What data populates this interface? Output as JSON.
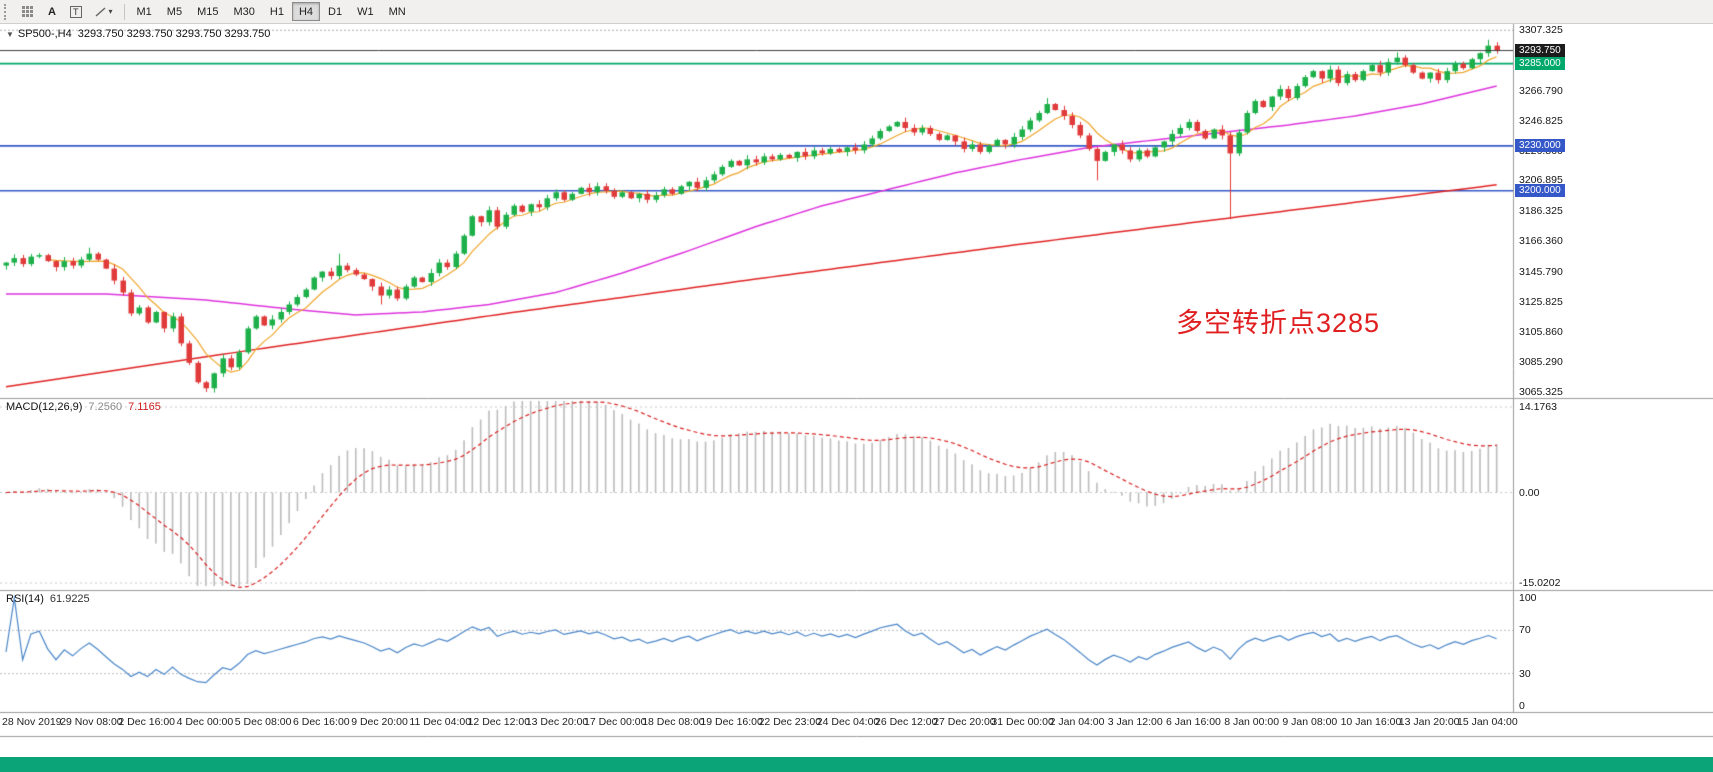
{
  "toolbar": {
    "text_tool_label": "A",
    "type_tool_label": "T",
    "caret": "▾",
    "timeframes": [
      {
        "label": "M1",
        "active": false
      },
      {
        "label": "M5",
        "active": false
      },
      {
        "label": "M15",
        "active": false
      },
      {
        "label": "M30",
        "active": false
      },
      {
        "label": "H1",
        "active": false
      },
      {
        "label": "H4",
        "active": true
      },
      {
        "label": "D1",
        "active": false
      },
      {
        "label": "W1",
        "active": false
      },
      {
        "label": "MN",
        "active": false
      }
    ]
  },
  "chart": {
    "symbol_period": "SP500-,H4",
    "ohlc": "3293.750 3293.750 3293.750 3293.750",
    "current_price": 3293.75,
    "top_dotted_level": 3307.325,
    "scale": {
      "price_min": 3061.5,
      "price_max": 3311.5
    },
    "price_axis_ticks": [
      {
        "label": "3307.325",
        "value": 3307.325
      },
      {
        "label": "3286.860",
        "value": 3286.86
      },
      {
        "label": "3266.790",
        "value": 3266.79
      },
      {
        "label": "3246.825",
        "value": 3246.825
      },
      {
        "label": "3226.860",
        "value": 3226.86
      },
      {
        "label": "3206.895",
        "value": 3206.895
      },
      {
        "label": "3186.325",
        "value": 3186.325
      },
      {
        "label": "3166.360",
        "value": 3166.36
      },
      {
        "label": "3145.790",
        "value": 3145.79
      },
      {
        "label": "3125.825",
        "value": 3125.825
      },
      {
        "label": "3105.860",
        "value": 3105.86
      },
      {
        "label": "3085.290",
        "value": 3085.29
      },
      {
        "label": "3065.325",
        "value": 3065.325
      }
    ],
    "badges": [
      {
        "label": "3293.750",
        "value": 3293.75,
        "color": "#1c1c1c",
        "type": "current-price"
      },
      {
        "label": "3285.000",
        "value": 3285.0,
        "color": "#00a86b",
        "type": "hline"
      },
      {
        "label": "3230.000",
        "value": 3230.0,
        "color": "#3558c8",
        "type": "hline"
      },
      {
        "label": "3200.000",
        "value": 3200.0,
        "color": "#3558c8",
        "type": "hline"
      }
    ],
    "hlines": [
      {
        "value": 3285.0,
        "color": "#00a86b"
      },
      {
        "value": 3230.0,
        "color": "#3558c8"
      },
      {
        "value": 3200.0,
        "color": "#3558c8"
      }
    ],
    "annotation": {
      "text": "多空转折点3285",
      "color": "#e02020"
    }
  },
  "chart_data": {
    "type": "candlestick",
    "symbol": "SP500",
    "period": "H4",
    "up_color": "#1db04a",
    "down_color": "#e03a3a",
    "closes": [
      3152,
      3155,
      3151,
      3156,
      3157,
      3153,
      3149,
      3153,
      3150,
      3154,
      3158,
      3154,
      3148,
      3140,
      3132,
      3118,
      3122,
      3112,
      3119,
      3108,
      3116,
      3098,
      3085,
      3072,
      3068,
      3078,
      3088,
      3082,
      3092,
      3108,
      3116,
      3110,
      3114,
      3119,
      3124,
      3129,
      3134,
      3142,
      3146,
      3143,
      3150,
      3147,
      3144,
      3141,
      3136,
      3130,
      3134,
      3128,
      3136,
      3142,
      3139,
      3145,
      3152,
      3149,
      3158,
      3170,
      3183,
      3179,
      3187,
      3176,
      3184,
      3190,
      3186,
      3191,
      3189,
      3195,
      3199,
      3194,
      3198,
      3202,
      3199,
      3203,
      3200,
      3196,
      3199,
      3195,
      3198,
      3194,
      3197,
      3201,
      3198,
      3203,
      3206,
      3202,
      3207,
      3211,
      3216,
      3220,
      3217,
      3221,
      3219,
      3223,
      3221,
      3224,
      3222,
      3226,
      3223,
      3227,
      3225,
      3228,
      3226,
      3229,
      3227,
      3231,
      3235,
      3240,
      3243,
      3246,
      3242,
      3239,
      3242,
      3238,
      3234,
      3237,
      3233,
      3228,
      3231,
      3226,
      3230,
      3234,
      3231,
      3236,
      3241,
      3247,
      3252,
      3258,
      3254,
      3250,
      3244,
      3237,
      3228,
      3220,
      3226,
      3231,
      3227,
      3221,
      3227,
      3223,
      3229,
      3233,
      3238,
      3242,
      3246,
      3240,
      3235,
      3241,
      3237,
      3225,
      3239,
      3252,
      3260,
      3256,
      3263,
      3268,
      3262,
      3270,
      3276,
      3280,
      3275,
      3281,
      3272,
      3278,
      3274,
      3280,
      3284,
      3279,
      3286,
      3289,
      3284,
      3279,
      3275,
      3279,
      3274,
      3280,
      3285,
      3282,
      3288,
      3292,
      3297,
      3293.75
    ],
    "wick_overrides": {
      "10": {
        "high": 3162
      },
      "24": {
        "low": 3065.5
      },
      "40": {
        "high": 3158
      },
      "45": {
        "low": 3124
      },
      "125": {
        "high": 3262
      },
      "131": {
        "low": 3207
      },
      "147": {
        "low": 3181
      },
      "167": {
        "high": 3292.5
      },
      "178": {
        "high": 3301
      }
    },
    "ma_fast": {
      "period": 6,
      "color": "#efa62b"
    },
    "ma_mid": {
      "color": "#dd33dd",
      "anchors": [
        [
          0,
          3131
        ],
        [
          12,
          3131
        ],
        [
          24,
          3127
        ],
        [
          34,
          3121
        ],
        [
          42,
          3117
        ],
        [
          50,
          3119
        ],
        [
          58,
          3124
        ],
        [
          66,
          3132
        ],
        [
          74,
          3145
        ],
        [
          82,
          3160
        ],
        [
          90,
          3176
        ],
        [
          98,
          3190
        ],
        [
          106,
          3201
        ],
        [
          114,
          3212
        ],
        [
          122,
          3221
        ],
        [
          130,
          3229
        ],
        [
          138,
          3234
        ],
        [
          146,
          3239
        ],
        [
          154,
          3244
        ],
        [
          162,
          3250
        ],
        [
          170,
          3258
        ],
        [
          179,
          3270
        ]
      ]
    },
    "ma_slow": {
      "color": "#e02222",
      "anchors": [
        [
          0,
          3069
        ],
        [
          30,
          3094
        ],
        [
          60,
          3118
        ],
        [
          90,
          3141
        ],
        [
          120,
          3163
        ],
        [
          150,
          3184
        ],
        [
          179,
          3204
        ]
      ]
    }
  },
  "macd": {
    "label": "MACD(12,26,9)",
    "value_main": "7.2560",
    "value_signal": "7.1165",
    "params": {
      "fast": 12,
      "slow": 26,
      "signal": 9
    },
    "axis": [
      {
        "label": "14.1763",
        "value": 14.1763
      },
      {
        "label": "0.00",
        "value": 0
      },
      {
        "label": "-15.0202",
        "value": -15.0202
      }
    ],
    "hist_color": "#bcbcbc",
    "signal_color": "#d92222"
  },
  "rsi": {
    "label": "RSI(14)",
    "value": "61.9225",
    "period": 14,
    "color": "#4a86c8",
    "levels": [
      70,
      30
    ],
    "axis": [
      {
        "label": "100",
        "value": 100
      },
      {
        "label": "70",
        "value": 70
      },
      {
        "label": "30",
        "value": 30
      },
      {
        "label": "0",
        "value": 0
      }
    ]
  },
  "time_axis": {
    "labels": [
      "28 Nov 2019",
      "29 Nov 08:00",
      "2 Dec 16:00",
      "4 Dec 00:00",
      "5 Dec 08:00",
      "6 Dec 16:00",
      "9 Dec 20:00",
      "11 Dec 04:00",
      "12 Dec 12:00",
      "13 Dec 20:00",
      "17 Dec 00:00",
      "18 Dec 08:00",
      "19 Dec 16:00",
      "22 Dec 23:00",
      "24 Dec 04:00",
      "26 Dec 12:00",
      "27 Dec 20:00",
      "31 Dec 00:00",
      "2 Jan 04:00",
      "3 Jan 12:00",
      "6 Jan 16:00",
      "8 Jan 00:00",
      "9 Jan 08:00",
      "10 Jan 16:00",
      "13 Jan 20:00",
      "15 Jan 04:00"
    ]
  },
  "status_strip": {
    "color": "#0aa478"
  }
}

——

- [Given instruction]
Choose all lines containing the string "high" and copy them out.

- [Exercise result]
        "high": 3162
        "high": 3158
        "high": 3262
        "high": 3292.5
        "high": 3301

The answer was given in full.